Written exercise ->
Each record is to be printed again precisely as it reads.

Start Dataset excerpts

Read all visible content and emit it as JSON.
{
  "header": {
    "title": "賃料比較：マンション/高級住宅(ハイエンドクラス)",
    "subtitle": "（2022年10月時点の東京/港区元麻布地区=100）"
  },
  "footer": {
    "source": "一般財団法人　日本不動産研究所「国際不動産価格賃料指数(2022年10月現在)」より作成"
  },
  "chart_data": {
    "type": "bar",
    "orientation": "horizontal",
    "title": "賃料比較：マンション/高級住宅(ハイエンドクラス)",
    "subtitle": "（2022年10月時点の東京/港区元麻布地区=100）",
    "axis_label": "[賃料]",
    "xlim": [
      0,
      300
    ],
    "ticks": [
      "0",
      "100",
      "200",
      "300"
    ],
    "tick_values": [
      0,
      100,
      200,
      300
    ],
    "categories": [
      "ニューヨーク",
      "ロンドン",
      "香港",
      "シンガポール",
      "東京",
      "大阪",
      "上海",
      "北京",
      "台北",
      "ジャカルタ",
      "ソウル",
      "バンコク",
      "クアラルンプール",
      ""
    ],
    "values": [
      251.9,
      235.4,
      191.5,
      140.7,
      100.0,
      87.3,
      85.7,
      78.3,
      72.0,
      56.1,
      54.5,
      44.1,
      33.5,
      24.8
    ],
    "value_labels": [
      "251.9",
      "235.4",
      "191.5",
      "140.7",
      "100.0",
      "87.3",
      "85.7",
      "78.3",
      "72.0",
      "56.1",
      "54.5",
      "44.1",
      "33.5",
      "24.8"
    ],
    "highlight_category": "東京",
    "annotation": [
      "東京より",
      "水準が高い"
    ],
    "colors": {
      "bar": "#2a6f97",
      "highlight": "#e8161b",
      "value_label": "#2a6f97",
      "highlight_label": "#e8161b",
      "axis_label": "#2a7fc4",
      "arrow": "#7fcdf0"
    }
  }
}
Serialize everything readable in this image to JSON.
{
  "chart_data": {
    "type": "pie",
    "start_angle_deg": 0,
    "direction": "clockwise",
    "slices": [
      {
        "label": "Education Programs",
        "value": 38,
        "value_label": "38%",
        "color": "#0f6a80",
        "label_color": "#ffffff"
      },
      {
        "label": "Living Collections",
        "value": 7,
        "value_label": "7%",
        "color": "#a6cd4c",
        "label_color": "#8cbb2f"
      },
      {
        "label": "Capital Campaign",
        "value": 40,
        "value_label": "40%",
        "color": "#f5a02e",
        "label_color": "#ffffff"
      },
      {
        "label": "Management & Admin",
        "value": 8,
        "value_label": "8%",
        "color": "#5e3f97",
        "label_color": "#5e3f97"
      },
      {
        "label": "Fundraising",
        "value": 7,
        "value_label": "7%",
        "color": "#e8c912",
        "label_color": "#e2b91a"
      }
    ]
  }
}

End Dataset excerpts

Reply to the task ->
Read all visible content and emit it as JSON.
{
  "header": {
    "title": "賃料比較：マンション/高級住宅(ハイエンドクラス)",
    "subtitle": "（2022年10月時点の東京/港区元麻布地区=100）"
  },
  "footer": {
    "source": "一般財団法人　日本不動産研究所「国際不動産価格賃料指数(2022年10月現在)」より作成"
  },
  "chart_data": {
    "type": "bar",
    "orientation": "horizontal",
    "title": "賃料比較：マンション/高級住宅(ハイエンドクラス)",
    "subtitle": "（2022年10月時点の東京/港区元麻布地区=100）",
    "axis_label": "[賃料]",
    "xlim": [
      0,
      300
    ],
    "ticks": [
      "0",
      "100",
      "200",
      "300"
    ],
    "tick_values": [
      0,
      100,
      200,
      300
    ],
    "categories": [
      "ニューヨーク",
      "ロンドン",
      "香港",
      "シンガポール",
      "東京",
      "大阪",
      "上海",
      "北京",
      "台北",
      "ジャカルタ",
      "ソウル",
      "バンコク",
      "クアラルンプール",
      ""
    ],
    "values": [
      251.9,
      235.4,
      191.5,
      140.7,
      100.0,
      87.3,
      85.7,
      78.3,
      72.0,
      56.1,
      54.5,
      44.1,
      33.5,
      24.8
    ],
    "value_labels": [
      "251.9",
      "235.4",
      "191.5",
      "140.7",
      "100.0",
      "87.3",
      "85.7",
      "78.3",
      "72.0",
      "56.1",
      "54.5",
      "44.1",
      "33.5",
      "24.8"
    ],
    "highlight_category": "東京",
    "annotation": [
      "東京より",
      "水準が高い"
    ],
    "colors": {
      "bar": "#2a6f97",
      "highlight": "#e8161b",
      "value_label": "#2a6f97",
      "highlight_label": "#e8161b",
      "axis_label": "#2a7fc4",
      "arrow": "#7fcdf0"
    }
  }
}
Serialize everything readable in this image to JSON.
{
  "chart_data": {
    "type": "pie",
    "start_angle_deg": 0,
    "direction": "clockwise",
    "slices": [
      {
        "label": "Education Programs",
        "value": 38,
        "value_label": "38%",
        "color": "#0f6a80",
        "label_color": "#ffffff"
      },
      {
        "label": "Living Collections",
        "value": 7,
        "value_label": "7%",
        "color": "#a6cd4c",
        "label_color": "#8cbb2f"
      },
      {
        "label": "Capital Campaign",
        "value": 40,
        "value_label": "40%",
        "color": "#f5a02e",
        "label_color": "#ffffff"
      },
      {
        "label": "Management & Admin",
        "value": 8,
        "value_label": "8%",
        "color": "#5e3f97",
        "label_color": "#5e3f97"
      },
      {
        "label": "Fundraising",
        "value": 7,
        "value_label": "7%",
        "color": "#e8c912",
        "label_color": "#e2b91a"
      }
    ]
  }
}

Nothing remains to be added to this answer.